▸ RECORD SET:
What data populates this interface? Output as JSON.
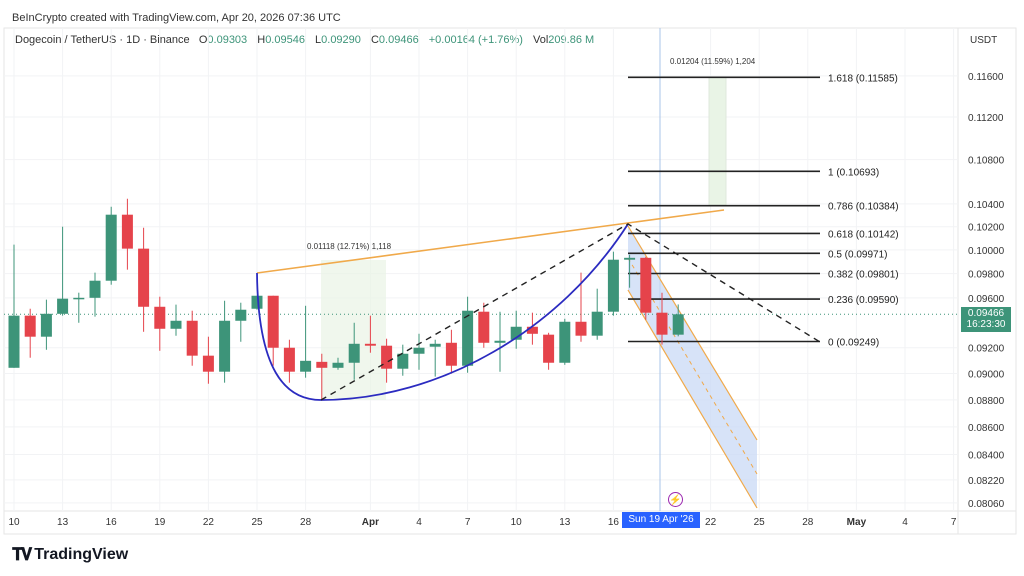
{
  "header": {
    "credit": "BeInCrypto created with TradingView.com, Apr 20, 2026 07:36 UTC",
    "symbol": "Dogecoin / TetherUS · 1D · Binance",
    "open_label": "O",
    "open": "0.09303",
    "high_label": "H",
    "high": "0.09546",
    "low_label": "L",
    "low": "0.09290",
    "close_label": "C",
    "close": "0.09466",
    "change": "+0.00164 (+1.76%)",
    "vol_label": "Vol",
    "vol": "209.86 M"
  },
  "currency": "USDT",
  "crosshair_date": "Sun 19 Apr '26",
  "current_price": {
    "price": "0.09466",
    "countdown": "16:23:30"
  },
  "event_icon": "lightning-icon",
  "brand": {
    "logo_text": "TradingView",
    "logo_mark": "TV"
  },
  "colors": {
    "up": "#3d9479",
    "down": "#e5434b",
    "trend": "#f0a94a",
    "cup": "#2b2bc0",
    "accent": "#2962ff"
  },
  "chart_data": {
    "type": "candlestick",
    "title": "Dogecoin / TetherUS 1D",
    "scale": "log",
    "ylim": [
      0.08,
      0.118
    ],
    "y_ticks": [
      "0.11600",
      "0.11200",
      "0.10800",
      "0.10400",
      "0.10200",
      "0.10000",
      "0.09800",
      "0.09600",
      "0.09200",
      "0.09000",
      "0.08800",
      "0.08600",
      "0.08400",
      "0.08220",
      "0.08060"
    ],
    "x_ticks": [
      {
        "day": 0,
        "label": "10"
      },
      {
        "day": 3,
        "label": "13"
      },
      {
        "day": 6,
        "label": "16"
      },
      {
        "day": 9,
        "label": "19"
      },
      {
        "day": 12,
        "label": "22"
      },
      {
        "day": 15,
        "label": "25"
      },
      {
        "day": 18,
        "label": "28"
      },
      {
        "day": 22,
        "label": "Apr",
        "bold": true
      },
      {
        "day": 25,
        "label": "4"
      },
      {
        "day": 28,
        "label": "7"
      },
      {
        "day": 31,
        "label": "10"
      },
      {
        "day": 34,
        "label": "13"
      },
      {
        "day": 37,
        "label": "16"
      },
      {
        "day": 43,
        "label": "22"
      },
      {
        "day": 46,
        "label": "25"
      },
      {
        "day": 49,
        "label": "28"
      },
      {
        "day": 52,
        "label": "May",
        "bold": true
      },
      {
        "day": 55,
        "label": "4"
      },
      {
        "day": 58,
        "label": "7"
      }
    ],
    "candles_ohlc_from_mar10": [
      [
        0.09044,
        0.10045,
        0.09044,
        0.09455
      ],
      [
        0.09455,
        0.09511,
        0.09122,
        0.09287
      ],
      [
        0.09287,
        0.09585,
        0.09184,
        0.0947
      ],
      [
        0.0947,
        0.102,
        0.09455,
        0.09593
      ],
      [
        0.09593,
        0.09642,
        0.09398,
        0.096
      ],
      [
        0.096,
        0.09808,
        0.09447,
        0.09741
      ],
      [
        0.09741,
        0.10375,
        0.09708,
        0.10305
      ],
      [
        0.10305,
        0.10446,
        0.09833,
        0.10011
      ],
      [
        0.10011,
        0.10191,
        0.09326,
        0.09527
      ],
      [
        0.09527,
        0.09609,
        0.09176,
        0.0935
      ],
      [
        0.0935,
        0.09544,
        0.09295,
        0.09414
      ],
      [
        0.09414,
        0.09495,
        0.0906,
        0.09138
      ],
      [
        0.09138,
        0.09287,
        0.08922,
        0.09014
      ],
      [
        0.09014,
        0.09576,
        0.0893,
        0.09414
      ],
      [
        0.09414,
        0.0956,
        0.09247,
        0.09503
      ],
      [
        0.09511,
        0.09617,
        0.09503,
        0.09617
      ],
      [
        0.09617,
        0.09617,
        0.0906,
        0.092
      ],
      [
        0.092,
        0.09263,
        0.0893,
        0.09014
      ],
      [
        0.09014,
        0.09535,
        0.08968,
        0.09098
      ],
      [
        0.0909,
        0.09153,
        0.08801,
        0.09044
      ],
      [
        0.09044,
        0.09122,
        0.09029,
        0.09083
      ],
      [
        0.09083,
        0.09398,
        0.08952,
        0.09231
      ],
      [
        0.09231,
        0.09455,
        0.09161,
        0.09216
      ],
      [
        0.09216,
        0.09271,
        0.0893,
        0.09037
      ],
      [
        0.09037,
        0.09224,
        0.08983,
        0.09153
      ],
      [
        0.09153,
        0.0931,
        0.09029,
        0.092
      ],
      [
        0.09208,
        0.09263,
        0.08976,
        0.09231
      ],
      [
        0.09239,
        0.09342,
        0.08999,
        0.0906
      ],
      [
        0.0906,
        0.09609,
        0.09006,
        0.09495
      ],
      [
        0.09487,
        0.0956,
        0.092,
        0.09239
      ],
      [
        0.09239,
        0.09487,
        0.09014,
        0.09255
      ],
      [
        0.09263,
        0.09495,
        0.09192,
        0.09366
      ],
      [
        0.09366,
        0.09479,
        0.09224,
        0.0931
      ],
      [
        0.09303,
        0.09318,
        0.09029,
        0.09083
      ],
      [
        0.09083,
        0.0943,
        0.09067,
        0.09406
      ],
      [
        0.09406,
        0.09808,
        0.09247,
        0.09295
      ],
      [
        0.09295,
        0.09675,
        0.09263,
        0.09487
      ],
      [
        0.09487,
        0.09985,
        0.09455,
        0.09917
      ],
      [
        0.09917,
        0.09959,
        0.09683,
        0.09933
      ],
      [
        0.09933,
        0.09942,
        0.09422,
        0.09479
      ],
      [
        0.09479,
        0.09642,
        0.09224,
        0.09303
      ],
      [
        0.09303,
        0.09546,
        0.0929,
        0.09466
      ]
    ],
    "fib_levels": [
      {
        "label": "1.618 (0.11585)",
        "price": 0.11585
      },
      {
        "label": "1 (0.10693)",
        "price": 0.10693
      },
      {
        "label": "0.786 (0.10384)",
        "price": 0.10384
      },
      {
        "label": "0.618 (0.10142)",
        "price": 0.10142
      },
      {
        "label": "0.5 (0.09971)",
        "price": 0.09971
      },
      {
        "label": "0.382 (0.09801)",
        "price": 0.09801
      },
      {
        "label": "0.236 (0.09590)",
        "price": 0.0959
      },
      {
        "label": "0 (0.09249)",
        "price": 0.09249
      }
    ],
    "measurements": [
      {
        "label": "0.01118 (12.71%) 1,118"
      },
      {
        "label": "0.01204 (11.59%) 1,204"
      }
    ]
  }
}
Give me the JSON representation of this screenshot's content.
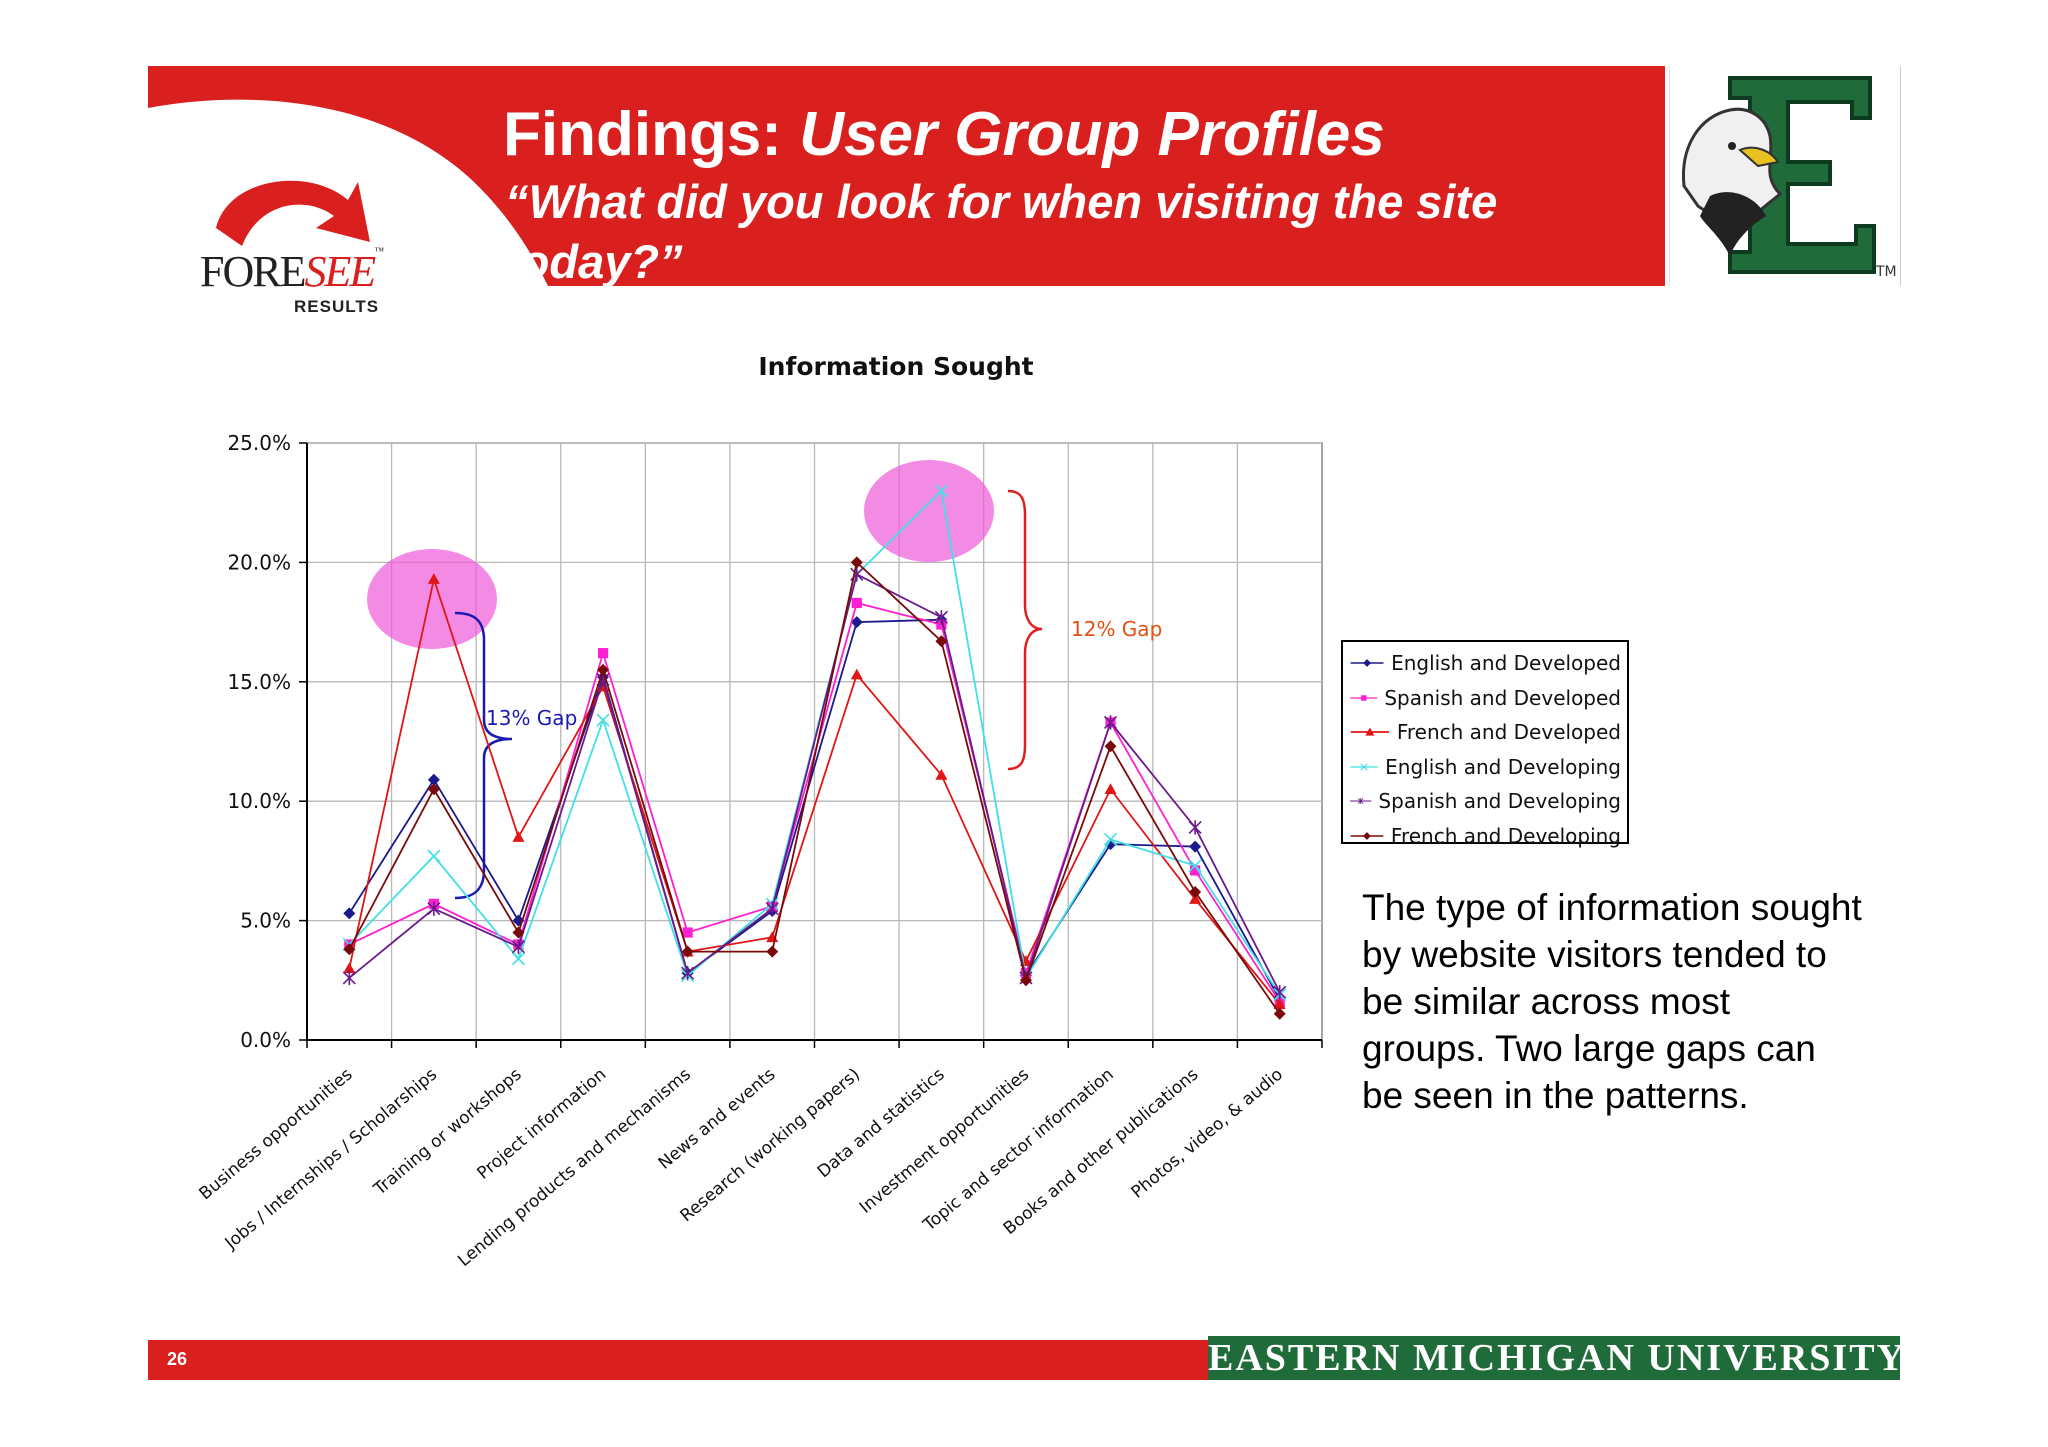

▸ PROMPT:
Filter the entries down to the lines containing "TradingView". Copy each of those lines.

▸ ANSWER FOR THIS EXERCISE:
    "credit": "BeInCrypto created with TradingView.com, Apr 20, 2026 07:36 UTC",
    "logo_text": "TradingView",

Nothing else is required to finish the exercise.